## Data section
━━━━━━━━━━━━━━━━━━━━
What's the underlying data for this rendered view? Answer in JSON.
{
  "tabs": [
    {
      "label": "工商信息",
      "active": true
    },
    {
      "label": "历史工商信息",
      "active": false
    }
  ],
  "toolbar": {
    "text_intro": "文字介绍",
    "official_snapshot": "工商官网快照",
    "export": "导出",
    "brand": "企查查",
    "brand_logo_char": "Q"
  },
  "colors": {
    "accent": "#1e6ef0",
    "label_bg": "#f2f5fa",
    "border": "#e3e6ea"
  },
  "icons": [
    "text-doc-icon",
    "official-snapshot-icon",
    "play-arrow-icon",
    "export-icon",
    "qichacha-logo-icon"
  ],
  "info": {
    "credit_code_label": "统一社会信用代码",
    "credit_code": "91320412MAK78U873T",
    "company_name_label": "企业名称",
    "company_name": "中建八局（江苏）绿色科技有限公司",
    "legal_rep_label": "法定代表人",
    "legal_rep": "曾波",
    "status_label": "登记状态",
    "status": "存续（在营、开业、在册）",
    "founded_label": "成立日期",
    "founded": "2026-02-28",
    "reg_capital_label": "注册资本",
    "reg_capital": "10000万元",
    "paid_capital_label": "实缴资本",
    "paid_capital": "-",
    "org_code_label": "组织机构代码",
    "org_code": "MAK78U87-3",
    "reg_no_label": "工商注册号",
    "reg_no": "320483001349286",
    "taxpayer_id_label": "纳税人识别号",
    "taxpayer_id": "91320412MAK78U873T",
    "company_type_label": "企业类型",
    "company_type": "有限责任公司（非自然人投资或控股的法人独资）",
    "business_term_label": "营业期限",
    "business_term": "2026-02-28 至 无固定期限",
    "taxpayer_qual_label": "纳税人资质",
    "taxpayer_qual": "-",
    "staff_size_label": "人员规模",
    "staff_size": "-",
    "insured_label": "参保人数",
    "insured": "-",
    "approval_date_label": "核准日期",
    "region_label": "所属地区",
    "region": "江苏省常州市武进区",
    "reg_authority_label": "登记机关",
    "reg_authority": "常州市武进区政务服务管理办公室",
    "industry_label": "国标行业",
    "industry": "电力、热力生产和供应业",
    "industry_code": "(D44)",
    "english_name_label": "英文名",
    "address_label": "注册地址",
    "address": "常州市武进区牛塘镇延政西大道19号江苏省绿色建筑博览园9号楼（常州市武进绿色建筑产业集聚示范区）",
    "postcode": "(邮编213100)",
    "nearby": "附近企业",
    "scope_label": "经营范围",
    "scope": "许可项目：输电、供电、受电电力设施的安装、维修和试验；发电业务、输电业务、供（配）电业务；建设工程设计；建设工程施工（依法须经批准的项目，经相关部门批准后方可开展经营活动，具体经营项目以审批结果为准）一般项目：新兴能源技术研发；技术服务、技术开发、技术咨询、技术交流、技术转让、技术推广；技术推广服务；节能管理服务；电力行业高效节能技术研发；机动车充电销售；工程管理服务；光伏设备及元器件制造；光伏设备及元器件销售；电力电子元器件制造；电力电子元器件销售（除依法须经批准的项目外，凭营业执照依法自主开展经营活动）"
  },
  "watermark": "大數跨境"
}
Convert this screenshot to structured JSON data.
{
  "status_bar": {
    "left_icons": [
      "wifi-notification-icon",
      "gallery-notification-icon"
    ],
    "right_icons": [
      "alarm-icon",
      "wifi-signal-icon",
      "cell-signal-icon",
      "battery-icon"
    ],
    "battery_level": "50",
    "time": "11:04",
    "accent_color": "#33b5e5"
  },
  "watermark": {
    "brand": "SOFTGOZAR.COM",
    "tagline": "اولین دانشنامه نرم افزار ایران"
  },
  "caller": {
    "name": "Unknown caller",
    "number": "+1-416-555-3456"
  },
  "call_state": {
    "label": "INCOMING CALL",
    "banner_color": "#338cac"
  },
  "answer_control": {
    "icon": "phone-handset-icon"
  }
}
━━━━━━━━━━━━━━━━━━━━
Reproduce the listing above exactly from the line containing "Convert this screenshot" through its last line, with both of those lines included.

Convert this screenshot to structured JSON data.
{
  "status_bar": {
    "left_icons": [
      "wifi-notification-icon",
      "gallery-notification-icon"
    ],
    "right_icons": [
      "alarm-icon",
      "wifi-signal-icon",
      "cell-signal-icon",
      "battery-icon"
    ],
    "battery_level": "50",
    "time": "11:04",
    "accent_color": "#33b5e5"
  },
  "watermark": {
    "brand": "SOFTGOZAR.COM",
    "tagline": "اولین دانشنامه نرم افزار ایران"
  },
  "caller": {
    "name": "Unknown caller",
    "number": "+1-416-555-3456"
  },
  "call_state": {
    "label": "INCOMING CALL",
    "banner_color": "#338cac"
  },
  "answer_control": {
    "icon": "phone-handset-icon"
  }
}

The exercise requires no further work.